* **Work to complete**: Wherever the word "spread" appears in a line, copy that line.
— Start of Supplied records —
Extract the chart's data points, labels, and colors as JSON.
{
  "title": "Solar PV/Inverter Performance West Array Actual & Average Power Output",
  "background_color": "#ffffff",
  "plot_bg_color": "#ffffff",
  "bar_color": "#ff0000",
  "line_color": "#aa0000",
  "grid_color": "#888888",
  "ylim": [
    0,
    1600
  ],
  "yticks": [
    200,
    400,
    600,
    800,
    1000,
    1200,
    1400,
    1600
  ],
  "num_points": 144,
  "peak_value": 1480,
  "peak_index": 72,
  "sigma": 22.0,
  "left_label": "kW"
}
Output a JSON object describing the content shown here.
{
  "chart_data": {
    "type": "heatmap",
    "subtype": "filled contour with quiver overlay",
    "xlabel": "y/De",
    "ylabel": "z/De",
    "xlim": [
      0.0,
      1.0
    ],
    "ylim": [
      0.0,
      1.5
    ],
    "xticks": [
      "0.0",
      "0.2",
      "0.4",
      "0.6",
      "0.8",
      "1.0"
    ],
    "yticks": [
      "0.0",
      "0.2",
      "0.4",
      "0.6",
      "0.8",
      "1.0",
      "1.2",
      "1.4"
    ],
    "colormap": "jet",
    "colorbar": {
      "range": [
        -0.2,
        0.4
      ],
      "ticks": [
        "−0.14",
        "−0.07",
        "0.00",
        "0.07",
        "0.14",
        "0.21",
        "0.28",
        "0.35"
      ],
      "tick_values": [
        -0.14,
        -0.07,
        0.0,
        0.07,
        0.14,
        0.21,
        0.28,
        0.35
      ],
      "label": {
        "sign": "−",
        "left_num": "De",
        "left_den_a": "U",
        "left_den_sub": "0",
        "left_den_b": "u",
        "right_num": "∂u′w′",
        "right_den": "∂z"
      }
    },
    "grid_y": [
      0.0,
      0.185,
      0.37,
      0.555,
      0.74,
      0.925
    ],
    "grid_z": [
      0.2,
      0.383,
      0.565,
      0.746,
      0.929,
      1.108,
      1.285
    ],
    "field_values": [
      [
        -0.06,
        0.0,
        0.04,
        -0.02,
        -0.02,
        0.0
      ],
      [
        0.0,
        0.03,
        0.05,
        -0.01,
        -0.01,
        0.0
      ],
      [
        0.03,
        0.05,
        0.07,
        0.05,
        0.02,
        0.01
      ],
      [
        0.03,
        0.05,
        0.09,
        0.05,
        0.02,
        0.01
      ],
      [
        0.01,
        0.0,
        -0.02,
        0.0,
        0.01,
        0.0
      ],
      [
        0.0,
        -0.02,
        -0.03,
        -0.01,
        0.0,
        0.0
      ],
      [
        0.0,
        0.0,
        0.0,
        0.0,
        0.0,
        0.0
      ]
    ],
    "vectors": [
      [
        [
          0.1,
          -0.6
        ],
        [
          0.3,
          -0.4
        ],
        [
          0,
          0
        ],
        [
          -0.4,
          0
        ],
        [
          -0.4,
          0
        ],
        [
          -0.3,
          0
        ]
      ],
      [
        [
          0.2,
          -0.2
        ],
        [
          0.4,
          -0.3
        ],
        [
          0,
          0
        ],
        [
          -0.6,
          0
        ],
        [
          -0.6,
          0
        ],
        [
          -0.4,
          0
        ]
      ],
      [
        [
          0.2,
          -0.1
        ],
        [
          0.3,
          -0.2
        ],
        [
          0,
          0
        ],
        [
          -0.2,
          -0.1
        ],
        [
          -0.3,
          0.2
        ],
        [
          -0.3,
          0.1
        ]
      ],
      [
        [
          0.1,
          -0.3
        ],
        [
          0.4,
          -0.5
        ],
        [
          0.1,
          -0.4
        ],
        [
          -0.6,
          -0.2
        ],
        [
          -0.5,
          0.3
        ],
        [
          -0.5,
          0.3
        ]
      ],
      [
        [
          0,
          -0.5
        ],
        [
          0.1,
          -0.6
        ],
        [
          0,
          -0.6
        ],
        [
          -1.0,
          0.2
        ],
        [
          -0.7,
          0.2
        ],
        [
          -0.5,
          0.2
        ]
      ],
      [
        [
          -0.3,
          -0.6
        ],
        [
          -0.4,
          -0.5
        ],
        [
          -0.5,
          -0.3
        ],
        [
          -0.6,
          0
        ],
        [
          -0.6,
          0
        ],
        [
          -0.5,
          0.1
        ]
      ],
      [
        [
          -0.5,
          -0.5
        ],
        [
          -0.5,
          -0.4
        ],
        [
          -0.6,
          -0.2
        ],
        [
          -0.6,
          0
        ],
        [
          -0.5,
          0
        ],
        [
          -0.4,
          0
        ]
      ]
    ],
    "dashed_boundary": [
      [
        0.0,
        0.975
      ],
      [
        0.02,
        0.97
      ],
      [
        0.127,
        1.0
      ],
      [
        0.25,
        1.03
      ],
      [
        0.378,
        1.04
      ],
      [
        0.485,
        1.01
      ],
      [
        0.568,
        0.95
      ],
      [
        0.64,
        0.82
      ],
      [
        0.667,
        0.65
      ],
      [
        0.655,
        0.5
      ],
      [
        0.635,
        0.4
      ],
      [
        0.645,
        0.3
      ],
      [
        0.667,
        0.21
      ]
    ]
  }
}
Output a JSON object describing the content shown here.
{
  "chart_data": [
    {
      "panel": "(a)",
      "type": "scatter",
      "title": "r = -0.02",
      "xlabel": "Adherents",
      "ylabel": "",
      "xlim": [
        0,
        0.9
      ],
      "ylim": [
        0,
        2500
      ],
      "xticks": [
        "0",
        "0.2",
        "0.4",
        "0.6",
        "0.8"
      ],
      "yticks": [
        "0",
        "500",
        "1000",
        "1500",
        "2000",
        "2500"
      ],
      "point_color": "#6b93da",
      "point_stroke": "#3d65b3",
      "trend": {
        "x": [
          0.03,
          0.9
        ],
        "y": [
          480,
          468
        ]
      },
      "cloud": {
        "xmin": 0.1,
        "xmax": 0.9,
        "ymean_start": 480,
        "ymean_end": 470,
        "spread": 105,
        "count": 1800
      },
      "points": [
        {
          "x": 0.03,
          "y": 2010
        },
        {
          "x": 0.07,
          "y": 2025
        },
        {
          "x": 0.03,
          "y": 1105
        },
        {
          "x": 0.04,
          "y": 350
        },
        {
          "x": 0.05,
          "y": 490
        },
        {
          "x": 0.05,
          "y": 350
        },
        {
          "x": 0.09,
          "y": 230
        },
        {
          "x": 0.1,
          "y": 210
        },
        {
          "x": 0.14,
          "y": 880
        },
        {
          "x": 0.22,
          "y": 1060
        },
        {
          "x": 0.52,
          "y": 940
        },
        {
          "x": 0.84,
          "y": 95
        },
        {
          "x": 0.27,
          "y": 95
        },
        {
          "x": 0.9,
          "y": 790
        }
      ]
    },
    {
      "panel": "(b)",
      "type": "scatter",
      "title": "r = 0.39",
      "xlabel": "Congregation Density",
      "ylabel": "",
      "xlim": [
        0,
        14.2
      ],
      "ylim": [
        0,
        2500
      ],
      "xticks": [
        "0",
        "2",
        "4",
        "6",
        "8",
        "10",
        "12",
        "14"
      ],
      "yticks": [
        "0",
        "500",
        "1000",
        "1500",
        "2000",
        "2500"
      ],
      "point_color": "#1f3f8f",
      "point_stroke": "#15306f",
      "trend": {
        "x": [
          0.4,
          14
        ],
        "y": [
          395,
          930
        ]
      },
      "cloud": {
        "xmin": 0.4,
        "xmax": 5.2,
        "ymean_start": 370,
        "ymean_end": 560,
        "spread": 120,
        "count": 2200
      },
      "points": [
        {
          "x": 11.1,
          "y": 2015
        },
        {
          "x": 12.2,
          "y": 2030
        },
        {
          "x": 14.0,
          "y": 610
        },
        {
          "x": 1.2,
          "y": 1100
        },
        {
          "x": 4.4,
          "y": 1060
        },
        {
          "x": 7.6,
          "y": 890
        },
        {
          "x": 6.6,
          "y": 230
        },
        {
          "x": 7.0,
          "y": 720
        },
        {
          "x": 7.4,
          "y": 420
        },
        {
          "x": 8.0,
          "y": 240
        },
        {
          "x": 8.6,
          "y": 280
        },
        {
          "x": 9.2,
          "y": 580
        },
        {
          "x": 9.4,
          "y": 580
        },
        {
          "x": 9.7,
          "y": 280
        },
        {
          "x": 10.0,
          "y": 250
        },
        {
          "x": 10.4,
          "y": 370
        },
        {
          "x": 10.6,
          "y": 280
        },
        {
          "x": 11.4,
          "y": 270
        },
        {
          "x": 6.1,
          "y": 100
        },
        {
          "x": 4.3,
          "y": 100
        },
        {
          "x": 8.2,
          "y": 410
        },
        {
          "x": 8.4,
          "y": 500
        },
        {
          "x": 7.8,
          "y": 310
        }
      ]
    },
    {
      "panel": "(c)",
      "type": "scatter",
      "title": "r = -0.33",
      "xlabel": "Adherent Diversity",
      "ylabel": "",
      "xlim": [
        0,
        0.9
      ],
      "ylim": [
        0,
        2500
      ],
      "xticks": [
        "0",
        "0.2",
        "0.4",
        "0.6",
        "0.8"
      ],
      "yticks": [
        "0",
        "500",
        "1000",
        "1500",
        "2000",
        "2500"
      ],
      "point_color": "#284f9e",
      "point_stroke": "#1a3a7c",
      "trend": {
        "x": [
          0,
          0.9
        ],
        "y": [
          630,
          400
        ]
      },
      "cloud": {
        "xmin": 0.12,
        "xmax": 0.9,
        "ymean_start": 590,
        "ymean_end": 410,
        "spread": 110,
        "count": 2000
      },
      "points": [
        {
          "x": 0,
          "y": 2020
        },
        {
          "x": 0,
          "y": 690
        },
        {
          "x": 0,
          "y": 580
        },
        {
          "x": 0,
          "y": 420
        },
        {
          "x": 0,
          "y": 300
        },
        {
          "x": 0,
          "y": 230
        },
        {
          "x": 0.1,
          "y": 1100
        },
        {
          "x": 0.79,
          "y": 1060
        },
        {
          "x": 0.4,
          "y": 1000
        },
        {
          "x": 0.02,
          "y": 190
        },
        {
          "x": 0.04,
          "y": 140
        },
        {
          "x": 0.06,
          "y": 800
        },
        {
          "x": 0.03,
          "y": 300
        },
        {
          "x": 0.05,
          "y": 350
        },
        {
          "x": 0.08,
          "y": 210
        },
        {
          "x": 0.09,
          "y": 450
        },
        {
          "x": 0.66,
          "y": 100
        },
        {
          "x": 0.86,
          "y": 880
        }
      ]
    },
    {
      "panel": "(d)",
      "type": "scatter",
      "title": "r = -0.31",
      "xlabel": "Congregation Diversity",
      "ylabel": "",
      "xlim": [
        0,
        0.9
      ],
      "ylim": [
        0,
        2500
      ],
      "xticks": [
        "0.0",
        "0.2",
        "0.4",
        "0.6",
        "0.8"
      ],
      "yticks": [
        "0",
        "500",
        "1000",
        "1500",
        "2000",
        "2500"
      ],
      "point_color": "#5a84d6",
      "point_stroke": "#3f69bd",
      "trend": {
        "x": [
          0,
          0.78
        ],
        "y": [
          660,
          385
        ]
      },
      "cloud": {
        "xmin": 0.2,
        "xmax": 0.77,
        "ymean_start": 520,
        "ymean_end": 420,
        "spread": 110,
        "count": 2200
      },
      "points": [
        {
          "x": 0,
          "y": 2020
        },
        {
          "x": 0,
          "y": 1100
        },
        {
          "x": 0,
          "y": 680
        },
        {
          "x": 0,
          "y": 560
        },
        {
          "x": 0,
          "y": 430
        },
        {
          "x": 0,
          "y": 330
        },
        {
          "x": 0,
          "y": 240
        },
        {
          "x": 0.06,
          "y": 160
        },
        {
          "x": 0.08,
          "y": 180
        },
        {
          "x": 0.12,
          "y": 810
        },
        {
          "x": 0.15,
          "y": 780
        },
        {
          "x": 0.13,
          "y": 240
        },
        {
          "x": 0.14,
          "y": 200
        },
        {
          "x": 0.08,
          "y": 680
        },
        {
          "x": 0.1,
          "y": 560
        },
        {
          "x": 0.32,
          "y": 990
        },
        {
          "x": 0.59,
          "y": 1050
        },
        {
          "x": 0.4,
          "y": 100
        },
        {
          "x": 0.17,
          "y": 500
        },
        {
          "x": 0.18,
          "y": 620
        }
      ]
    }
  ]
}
— End of Supplied records —
* **Result of the exercise**:
        "spread": 105,
        "spread": 120,
        "spread": 110,
        "spread": 110,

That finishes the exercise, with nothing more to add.